● **Task brief**
Retype every entry in its entirety, without alteration.

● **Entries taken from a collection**
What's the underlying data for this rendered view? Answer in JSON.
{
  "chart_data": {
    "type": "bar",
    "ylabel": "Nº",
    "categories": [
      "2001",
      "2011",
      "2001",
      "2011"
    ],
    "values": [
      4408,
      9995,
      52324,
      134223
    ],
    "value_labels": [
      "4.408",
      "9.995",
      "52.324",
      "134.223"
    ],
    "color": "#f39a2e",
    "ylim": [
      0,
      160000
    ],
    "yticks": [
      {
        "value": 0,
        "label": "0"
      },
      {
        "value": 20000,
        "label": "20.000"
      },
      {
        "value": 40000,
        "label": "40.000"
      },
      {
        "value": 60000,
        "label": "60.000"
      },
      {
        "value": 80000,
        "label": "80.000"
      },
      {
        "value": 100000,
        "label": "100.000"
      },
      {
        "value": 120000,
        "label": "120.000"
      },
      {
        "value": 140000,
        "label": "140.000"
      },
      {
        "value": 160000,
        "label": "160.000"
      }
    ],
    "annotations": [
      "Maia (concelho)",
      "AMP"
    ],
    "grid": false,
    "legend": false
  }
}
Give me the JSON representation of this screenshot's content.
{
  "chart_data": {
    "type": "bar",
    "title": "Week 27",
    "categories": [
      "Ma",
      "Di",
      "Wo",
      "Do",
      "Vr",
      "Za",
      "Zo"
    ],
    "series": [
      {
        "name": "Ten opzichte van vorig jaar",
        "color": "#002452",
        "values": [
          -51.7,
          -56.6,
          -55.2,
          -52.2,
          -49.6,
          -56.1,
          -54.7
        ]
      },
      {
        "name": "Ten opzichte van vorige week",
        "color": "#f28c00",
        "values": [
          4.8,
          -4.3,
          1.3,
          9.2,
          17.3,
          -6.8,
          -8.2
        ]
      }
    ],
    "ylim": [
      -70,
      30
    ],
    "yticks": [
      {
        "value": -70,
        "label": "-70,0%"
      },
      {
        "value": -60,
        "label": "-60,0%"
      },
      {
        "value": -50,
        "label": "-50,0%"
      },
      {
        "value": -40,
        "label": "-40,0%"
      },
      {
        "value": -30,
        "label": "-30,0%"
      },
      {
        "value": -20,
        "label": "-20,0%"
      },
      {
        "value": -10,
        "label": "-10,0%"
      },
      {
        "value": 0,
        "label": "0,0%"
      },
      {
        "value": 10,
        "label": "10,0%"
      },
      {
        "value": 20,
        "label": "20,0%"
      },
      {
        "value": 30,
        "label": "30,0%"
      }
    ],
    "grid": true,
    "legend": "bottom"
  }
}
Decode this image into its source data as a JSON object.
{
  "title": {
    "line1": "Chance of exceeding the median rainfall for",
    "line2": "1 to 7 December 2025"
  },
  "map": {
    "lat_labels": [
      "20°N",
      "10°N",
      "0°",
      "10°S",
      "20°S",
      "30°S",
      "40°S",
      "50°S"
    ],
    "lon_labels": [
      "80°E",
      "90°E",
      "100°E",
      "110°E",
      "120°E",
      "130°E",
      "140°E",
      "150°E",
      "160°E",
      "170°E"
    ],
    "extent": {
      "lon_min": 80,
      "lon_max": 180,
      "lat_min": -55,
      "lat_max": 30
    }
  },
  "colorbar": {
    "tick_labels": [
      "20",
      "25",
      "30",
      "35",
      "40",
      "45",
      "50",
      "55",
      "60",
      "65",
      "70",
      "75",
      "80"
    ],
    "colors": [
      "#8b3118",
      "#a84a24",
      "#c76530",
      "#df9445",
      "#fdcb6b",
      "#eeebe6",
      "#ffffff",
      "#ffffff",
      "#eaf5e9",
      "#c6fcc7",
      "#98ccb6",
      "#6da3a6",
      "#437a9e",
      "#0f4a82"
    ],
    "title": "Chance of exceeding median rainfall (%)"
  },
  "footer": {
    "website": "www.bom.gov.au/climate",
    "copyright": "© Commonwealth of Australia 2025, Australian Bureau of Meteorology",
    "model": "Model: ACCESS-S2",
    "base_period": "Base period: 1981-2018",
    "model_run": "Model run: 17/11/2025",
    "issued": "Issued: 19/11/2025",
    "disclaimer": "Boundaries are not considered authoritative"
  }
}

● **Complete output**
What's the underlying data for this rendered view? Answer in JSON.
{
  "chart_data": {
    "type": "bar",
    "ylabel": "Nº",
    "categories": [
      "2001",
      "2011",
      "2001",
      "2011"
    ],
    "values": [
      4408,
      9995,
      52324,
      134223
    ],
    "value_labels": [
      "4.408",
      "9.995",
      "52.324",
      "134.223"
    ],
    "color": "#f39a2e",
    "ylim": [
      0,
      160000
    ],
    "yticks": [
      {
        "value": 0,
        "label": "0"
      },
      {
        "value": 20000,
        "label": "20.000"
      },
      {
        "value": 40000,
        "label": "40.000"
      },
      {
        "value": 60000,
        "label": "60.000"
      },
      {
        "value": 80000,
        "label": "80.000"
      },
      {
        "value": 100000,
        "label": "100.000"
      },
      {
        "value": 120000,
        "label": "120.000"
      },
      {
        "value": 140000,
        "label": "140.000"
      },
      {
        "value": 160000,
        "label": "160.000"
      }
    ],
    "annotations": [
      "Maia (concelho)",
      "AMP"
    ],
    "grid": false,
    "legend": false
  }
}
Give me the JSON representation of this screenshot's content.
{
  "chart_data": {
    "type": "bar",
    "title": "Week 27",
    "categories": [
      "Ma",
      "Di",
      "Wo",
      "Do",
      "Vr",
      "Za",
      "Zo"
    ],
    "series": [
      {
        "name": "Ten opzichte van vorig jaar",
        "color": "#002452",
        "values": [
          -51.7,
          -56.6,
          -55.2,
          -52.2,
          -49.6,
          -56.1,
          -54.7
        ]
      },
      {
        "name": "Ten opzichte van vorige week",
        "color": "#f28c00",
        "values": [
          4.8,
          -4.3,
          1.3,
          9.2,
          17.3,
          -6.8,
          -8.2
        ]
      }
    ],
    "ylim": [
      -70,
      30
    ],
    "yticks": [
      {
        "value": -70,
        "label": "-70,0%"
      },
      {
        "value": -60,
        "label": "-60,0%"
      },
      {
        "value": -50,
        "label": "-50,0%"
      },
      {
        "value": -40,
        "label": "-40,0%"
      },
      {
        "value": -30,
        "label": "-30,0%"
      },
      {
        "value": -20,
        "label": "-20,0%"
      },
      {
        "value": -10,
        "label": "-10,0%"
      },
      {
        "value": 0,
        "label": "0,0%"
      },
      {
        "value": 10,
        "label": "10,0%"
      },
      {
        "value": 20,
        "label": "20,0%"
      },
      {
        "value": 30,
        "label": "30,0%"
      }
    ],
    "grid": true,
    "legend": "bottom"
  }
}
Decode this image into its source data as a JSON object.
{
  "title": {
    "line1": "Chance of exceeding the median rainfall for",
    "line2": "1 to 7 December 2025"
  },
  "map": {
    "lat_labels": [
      "20°N",
      "10°N",
      "0°",
      "10°S",
      "20°S",
      "30°S",
      "40°S",
      "50°S"
    ],
    "lon_labels": [
      "80°E",
      "90°E",
      "100°E",
      "110°E",
      "120°E",
      "130°E",
      "140°E",
      "150°E",
      "160°E",
      "170°E"
    ],
    "extent": {
      "lon_min": 80,
      "lon_max": 180,
      "lat_min": -55,
      "lat_max": 30
    }
  },
  "colorbar": {
    "tick_labels": [
      "20",
      "25",
      "30",
      "35",
      "40",
      "45",
      "50",
      "55",
      "60",
      "65",
      "70",
      "75",
      "80"
    ],
    "colors": [
      "#8b3118",
      "#a84a24",
      "#c76530",
      "#df9445",
      "#fdcb6b",
      "#eeebe6",
      "#ffffff",
      "#ffffff",
      "#eaf5e9",
      "#c6fcc7",
      "#98ccb6",
      "#6da3a6",
      "#437a9e",
      "#0f4a82"
    ],
    "title": "Chance of exceeding median rainfall (%)"
  },
  "footer": {
    "website": "www.bom.gov.au/climate",
    "copyright": "© Commonwealth of Australia 2025, Australian Bureau of Meteorology",
    "model": "Model: ACCESS-S2",
    "base_period": "Base period: 1981-2018",
    "model_run": "Model run: 17/11/2025",
    "issued": "Issued: 19/11/2025",
    "disclaimer": "Boundaries are not considered authoritative"
  }
}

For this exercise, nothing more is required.